Find each line containing the string "True". Copy it.
··· Provided entries
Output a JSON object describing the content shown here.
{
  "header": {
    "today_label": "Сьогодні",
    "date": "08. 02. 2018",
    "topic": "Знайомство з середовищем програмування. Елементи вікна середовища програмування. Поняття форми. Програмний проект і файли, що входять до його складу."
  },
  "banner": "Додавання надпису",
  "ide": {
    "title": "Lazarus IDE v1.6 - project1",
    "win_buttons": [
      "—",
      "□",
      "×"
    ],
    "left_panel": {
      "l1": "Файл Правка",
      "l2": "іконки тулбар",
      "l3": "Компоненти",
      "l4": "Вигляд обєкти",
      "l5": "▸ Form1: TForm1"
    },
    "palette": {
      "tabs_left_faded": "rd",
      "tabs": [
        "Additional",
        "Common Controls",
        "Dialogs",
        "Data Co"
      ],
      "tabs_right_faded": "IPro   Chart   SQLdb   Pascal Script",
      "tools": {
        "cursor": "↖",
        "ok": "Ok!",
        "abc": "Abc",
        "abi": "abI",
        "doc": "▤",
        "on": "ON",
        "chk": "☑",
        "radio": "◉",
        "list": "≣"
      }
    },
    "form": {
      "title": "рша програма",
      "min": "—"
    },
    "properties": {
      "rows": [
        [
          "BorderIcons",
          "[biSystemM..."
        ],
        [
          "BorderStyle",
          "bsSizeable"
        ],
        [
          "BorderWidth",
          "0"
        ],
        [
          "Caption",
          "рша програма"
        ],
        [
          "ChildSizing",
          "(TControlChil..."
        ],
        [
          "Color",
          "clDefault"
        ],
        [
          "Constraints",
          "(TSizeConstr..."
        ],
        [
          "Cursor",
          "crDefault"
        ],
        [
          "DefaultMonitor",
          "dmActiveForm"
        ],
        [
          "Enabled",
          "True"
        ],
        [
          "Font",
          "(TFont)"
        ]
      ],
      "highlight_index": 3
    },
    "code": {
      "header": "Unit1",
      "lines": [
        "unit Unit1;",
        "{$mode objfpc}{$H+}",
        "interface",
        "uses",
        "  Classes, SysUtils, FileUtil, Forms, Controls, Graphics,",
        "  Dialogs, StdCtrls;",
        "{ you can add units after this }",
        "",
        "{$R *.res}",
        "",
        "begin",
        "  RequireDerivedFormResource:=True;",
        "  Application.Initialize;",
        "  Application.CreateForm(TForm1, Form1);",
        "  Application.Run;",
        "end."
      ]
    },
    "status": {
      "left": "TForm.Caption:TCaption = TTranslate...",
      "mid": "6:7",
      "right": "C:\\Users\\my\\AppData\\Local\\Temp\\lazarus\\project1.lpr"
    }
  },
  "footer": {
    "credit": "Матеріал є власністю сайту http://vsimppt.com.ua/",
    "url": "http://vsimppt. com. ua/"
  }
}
······
## Task answer
          "True"
        "  RequireDerivedFormResource:=True;",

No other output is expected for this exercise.